-- START OF Data provided --

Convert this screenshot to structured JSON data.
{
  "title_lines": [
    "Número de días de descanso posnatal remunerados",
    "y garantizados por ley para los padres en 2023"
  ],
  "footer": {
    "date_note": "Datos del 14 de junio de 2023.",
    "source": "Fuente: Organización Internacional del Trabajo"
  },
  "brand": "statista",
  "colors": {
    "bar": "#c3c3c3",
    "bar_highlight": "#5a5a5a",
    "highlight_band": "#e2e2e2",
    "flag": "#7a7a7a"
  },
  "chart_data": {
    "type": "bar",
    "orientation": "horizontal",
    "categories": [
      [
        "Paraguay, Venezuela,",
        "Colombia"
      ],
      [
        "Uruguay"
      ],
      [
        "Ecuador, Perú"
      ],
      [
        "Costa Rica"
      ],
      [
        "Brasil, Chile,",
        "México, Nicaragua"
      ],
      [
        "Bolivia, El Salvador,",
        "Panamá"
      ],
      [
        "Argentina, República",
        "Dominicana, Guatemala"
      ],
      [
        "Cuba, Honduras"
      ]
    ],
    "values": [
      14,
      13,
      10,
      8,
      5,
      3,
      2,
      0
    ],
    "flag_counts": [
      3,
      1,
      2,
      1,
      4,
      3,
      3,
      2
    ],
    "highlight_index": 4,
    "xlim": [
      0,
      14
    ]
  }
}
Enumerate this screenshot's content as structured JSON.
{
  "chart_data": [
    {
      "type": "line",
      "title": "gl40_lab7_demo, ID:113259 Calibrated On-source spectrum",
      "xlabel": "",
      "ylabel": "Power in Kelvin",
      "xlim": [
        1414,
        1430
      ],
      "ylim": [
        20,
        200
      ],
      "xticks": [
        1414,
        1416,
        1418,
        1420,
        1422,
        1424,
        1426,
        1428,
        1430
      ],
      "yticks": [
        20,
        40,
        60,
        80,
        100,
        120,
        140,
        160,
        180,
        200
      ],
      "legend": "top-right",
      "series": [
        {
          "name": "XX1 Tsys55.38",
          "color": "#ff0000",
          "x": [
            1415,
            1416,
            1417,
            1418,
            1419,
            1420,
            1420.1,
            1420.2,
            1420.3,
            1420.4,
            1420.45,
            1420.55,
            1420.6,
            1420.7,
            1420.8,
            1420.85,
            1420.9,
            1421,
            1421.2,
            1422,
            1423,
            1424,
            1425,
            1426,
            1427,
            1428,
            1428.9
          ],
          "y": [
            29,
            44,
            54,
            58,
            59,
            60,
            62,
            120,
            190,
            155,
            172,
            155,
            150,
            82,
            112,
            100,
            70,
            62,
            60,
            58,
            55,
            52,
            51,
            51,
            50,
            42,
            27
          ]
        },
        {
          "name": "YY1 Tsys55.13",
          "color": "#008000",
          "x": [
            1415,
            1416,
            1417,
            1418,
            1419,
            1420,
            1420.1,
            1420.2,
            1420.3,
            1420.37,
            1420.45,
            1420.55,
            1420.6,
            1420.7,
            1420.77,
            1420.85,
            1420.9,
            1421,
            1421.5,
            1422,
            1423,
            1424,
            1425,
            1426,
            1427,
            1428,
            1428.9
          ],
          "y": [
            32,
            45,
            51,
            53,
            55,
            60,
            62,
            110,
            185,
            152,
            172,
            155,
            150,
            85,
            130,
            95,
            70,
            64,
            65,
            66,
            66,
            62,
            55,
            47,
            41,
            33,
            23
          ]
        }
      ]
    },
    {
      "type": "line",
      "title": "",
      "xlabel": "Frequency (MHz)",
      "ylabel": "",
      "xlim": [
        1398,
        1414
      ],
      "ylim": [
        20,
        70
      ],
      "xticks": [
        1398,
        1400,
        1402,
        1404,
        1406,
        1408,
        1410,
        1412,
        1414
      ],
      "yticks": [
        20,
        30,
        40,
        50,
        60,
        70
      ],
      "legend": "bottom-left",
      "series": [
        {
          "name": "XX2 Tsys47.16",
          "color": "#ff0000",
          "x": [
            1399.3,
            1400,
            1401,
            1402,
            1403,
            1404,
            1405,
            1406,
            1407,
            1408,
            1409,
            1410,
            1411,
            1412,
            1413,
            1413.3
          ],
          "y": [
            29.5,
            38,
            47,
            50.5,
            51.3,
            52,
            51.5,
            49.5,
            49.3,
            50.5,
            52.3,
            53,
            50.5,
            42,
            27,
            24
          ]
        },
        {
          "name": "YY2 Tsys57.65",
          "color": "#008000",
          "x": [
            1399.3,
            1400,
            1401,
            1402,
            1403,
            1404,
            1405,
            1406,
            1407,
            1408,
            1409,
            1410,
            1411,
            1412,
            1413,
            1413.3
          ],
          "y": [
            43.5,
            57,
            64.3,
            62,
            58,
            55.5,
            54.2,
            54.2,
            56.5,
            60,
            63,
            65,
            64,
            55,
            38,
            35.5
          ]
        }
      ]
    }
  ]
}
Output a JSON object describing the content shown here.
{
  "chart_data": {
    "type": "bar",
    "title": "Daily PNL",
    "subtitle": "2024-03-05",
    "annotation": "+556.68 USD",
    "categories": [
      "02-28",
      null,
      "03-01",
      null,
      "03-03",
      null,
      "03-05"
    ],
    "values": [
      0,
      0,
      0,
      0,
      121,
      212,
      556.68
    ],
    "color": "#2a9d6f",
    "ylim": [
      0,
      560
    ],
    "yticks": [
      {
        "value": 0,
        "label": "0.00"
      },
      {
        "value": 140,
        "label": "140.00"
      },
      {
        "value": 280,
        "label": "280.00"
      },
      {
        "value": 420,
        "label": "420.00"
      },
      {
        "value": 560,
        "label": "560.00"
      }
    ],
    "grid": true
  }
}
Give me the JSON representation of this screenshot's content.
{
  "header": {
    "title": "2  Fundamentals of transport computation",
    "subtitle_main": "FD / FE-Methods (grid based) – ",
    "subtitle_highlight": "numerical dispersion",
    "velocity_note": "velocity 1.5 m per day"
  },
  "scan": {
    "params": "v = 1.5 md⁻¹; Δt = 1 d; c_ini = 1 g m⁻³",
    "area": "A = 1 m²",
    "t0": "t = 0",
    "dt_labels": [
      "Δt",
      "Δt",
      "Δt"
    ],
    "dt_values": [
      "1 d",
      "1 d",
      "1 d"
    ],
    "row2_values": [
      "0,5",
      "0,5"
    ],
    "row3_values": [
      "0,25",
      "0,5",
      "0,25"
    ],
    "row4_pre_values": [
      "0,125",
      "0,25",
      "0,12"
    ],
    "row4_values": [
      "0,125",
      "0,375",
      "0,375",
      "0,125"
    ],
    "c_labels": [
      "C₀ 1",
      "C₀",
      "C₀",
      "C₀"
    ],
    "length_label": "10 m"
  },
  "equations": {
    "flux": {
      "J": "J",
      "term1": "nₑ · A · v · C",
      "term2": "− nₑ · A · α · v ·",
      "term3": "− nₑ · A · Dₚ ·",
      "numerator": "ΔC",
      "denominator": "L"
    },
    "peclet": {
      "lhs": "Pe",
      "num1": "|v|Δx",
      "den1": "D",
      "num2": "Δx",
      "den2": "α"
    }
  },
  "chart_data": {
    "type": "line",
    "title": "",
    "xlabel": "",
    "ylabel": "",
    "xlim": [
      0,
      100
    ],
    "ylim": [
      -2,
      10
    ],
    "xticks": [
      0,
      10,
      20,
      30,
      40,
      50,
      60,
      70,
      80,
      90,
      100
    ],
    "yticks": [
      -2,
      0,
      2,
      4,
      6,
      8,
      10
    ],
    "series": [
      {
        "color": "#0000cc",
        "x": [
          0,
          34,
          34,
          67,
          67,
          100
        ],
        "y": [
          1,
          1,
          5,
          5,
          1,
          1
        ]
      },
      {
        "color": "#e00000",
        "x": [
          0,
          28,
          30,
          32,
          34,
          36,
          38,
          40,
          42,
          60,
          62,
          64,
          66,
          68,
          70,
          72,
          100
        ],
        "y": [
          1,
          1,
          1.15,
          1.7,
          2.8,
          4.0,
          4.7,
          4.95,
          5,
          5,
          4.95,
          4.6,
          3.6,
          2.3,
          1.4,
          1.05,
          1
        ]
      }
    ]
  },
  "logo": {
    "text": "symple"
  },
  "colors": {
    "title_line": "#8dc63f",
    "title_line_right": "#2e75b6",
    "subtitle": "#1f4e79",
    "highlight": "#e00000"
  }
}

-- END OF Data provided --

§ **What is being asked**:
Find every line containing the word "structured", then give the total and nothing more.

§ **Final answer**:
2